[Collected data entries]

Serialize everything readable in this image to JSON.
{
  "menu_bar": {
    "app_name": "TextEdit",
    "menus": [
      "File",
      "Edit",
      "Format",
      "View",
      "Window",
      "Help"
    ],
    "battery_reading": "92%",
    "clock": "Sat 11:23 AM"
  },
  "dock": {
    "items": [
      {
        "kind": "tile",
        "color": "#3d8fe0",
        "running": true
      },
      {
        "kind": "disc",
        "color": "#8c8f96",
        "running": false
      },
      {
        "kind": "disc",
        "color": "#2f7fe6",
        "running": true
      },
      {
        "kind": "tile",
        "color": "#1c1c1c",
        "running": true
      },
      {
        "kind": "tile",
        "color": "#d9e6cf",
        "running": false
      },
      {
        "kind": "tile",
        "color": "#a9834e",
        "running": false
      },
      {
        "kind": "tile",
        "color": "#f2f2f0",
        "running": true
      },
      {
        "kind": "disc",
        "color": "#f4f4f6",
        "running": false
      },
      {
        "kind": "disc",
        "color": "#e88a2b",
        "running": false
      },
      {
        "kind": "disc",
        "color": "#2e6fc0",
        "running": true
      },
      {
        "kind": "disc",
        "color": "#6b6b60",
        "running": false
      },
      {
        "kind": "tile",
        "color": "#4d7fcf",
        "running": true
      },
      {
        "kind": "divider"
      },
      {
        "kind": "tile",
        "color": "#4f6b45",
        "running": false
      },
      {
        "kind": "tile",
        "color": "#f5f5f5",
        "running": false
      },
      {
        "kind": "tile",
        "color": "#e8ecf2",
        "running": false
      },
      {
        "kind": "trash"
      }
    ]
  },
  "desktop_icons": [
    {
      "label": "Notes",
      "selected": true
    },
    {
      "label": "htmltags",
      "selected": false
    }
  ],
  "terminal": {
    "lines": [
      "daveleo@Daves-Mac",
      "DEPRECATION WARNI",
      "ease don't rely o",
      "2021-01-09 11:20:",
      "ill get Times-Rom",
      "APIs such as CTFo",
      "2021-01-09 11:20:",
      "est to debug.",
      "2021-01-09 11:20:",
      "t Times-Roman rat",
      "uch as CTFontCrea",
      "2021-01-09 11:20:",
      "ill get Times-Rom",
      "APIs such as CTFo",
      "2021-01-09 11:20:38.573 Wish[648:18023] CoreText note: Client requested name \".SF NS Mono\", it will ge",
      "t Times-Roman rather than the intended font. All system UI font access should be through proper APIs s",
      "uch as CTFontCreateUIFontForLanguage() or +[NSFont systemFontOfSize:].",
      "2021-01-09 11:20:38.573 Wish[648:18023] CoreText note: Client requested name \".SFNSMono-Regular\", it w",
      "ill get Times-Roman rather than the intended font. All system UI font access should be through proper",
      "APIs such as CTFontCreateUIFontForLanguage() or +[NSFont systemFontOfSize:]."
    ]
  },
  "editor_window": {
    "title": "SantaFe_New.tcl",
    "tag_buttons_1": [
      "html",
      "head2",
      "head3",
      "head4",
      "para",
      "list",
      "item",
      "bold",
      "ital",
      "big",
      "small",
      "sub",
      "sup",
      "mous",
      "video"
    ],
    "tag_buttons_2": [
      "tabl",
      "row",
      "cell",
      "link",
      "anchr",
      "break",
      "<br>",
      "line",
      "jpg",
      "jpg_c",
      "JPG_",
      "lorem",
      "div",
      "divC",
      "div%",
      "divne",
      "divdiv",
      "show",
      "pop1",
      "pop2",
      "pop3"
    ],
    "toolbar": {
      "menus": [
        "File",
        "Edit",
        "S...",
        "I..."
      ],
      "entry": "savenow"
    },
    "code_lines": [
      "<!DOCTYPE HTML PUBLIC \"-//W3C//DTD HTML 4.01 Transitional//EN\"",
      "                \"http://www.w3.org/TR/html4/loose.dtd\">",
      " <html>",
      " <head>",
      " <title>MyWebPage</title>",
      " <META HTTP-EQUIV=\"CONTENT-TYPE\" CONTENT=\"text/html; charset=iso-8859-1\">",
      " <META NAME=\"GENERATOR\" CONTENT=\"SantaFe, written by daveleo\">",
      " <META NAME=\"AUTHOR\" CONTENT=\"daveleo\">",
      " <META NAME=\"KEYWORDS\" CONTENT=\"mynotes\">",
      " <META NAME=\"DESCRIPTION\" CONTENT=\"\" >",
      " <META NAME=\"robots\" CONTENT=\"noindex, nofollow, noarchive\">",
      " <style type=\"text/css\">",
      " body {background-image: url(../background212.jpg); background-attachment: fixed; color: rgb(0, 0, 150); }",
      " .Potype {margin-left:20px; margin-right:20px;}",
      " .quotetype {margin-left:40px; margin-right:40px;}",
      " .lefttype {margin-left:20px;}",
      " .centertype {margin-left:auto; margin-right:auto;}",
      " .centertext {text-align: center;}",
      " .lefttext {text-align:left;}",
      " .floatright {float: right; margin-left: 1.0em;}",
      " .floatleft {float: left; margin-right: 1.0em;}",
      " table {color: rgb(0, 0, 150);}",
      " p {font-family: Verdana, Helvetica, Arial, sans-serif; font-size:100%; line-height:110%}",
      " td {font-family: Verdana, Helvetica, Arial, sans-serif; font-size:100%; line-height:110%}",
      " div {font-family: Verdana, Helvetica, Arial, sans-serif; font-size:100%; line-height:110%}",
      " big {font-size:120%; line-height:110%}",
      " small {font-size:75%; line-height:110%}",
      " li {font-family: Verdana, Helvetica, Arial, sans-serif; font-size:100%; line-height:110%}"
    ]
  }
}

## TO BE DONE:
Check each line of the records for "left" and copy the ones that contain it.

## TASK ANSWER:
      " .Potype {margin-left:20px; margin-right:20px;}",
      " .quotetype {margin-left:40px; margin-right:40px;}",
      " .lefttype {margin-left:20px;}",
      " .centertype {margin-left:auto; margin-right:auto;}",
      " .lefttext {text-align:left;}",
      " .floatright {float: right; margin-left: 1.0em;}",
      " .floatleft {float: left; margin-right: 1.0em;}",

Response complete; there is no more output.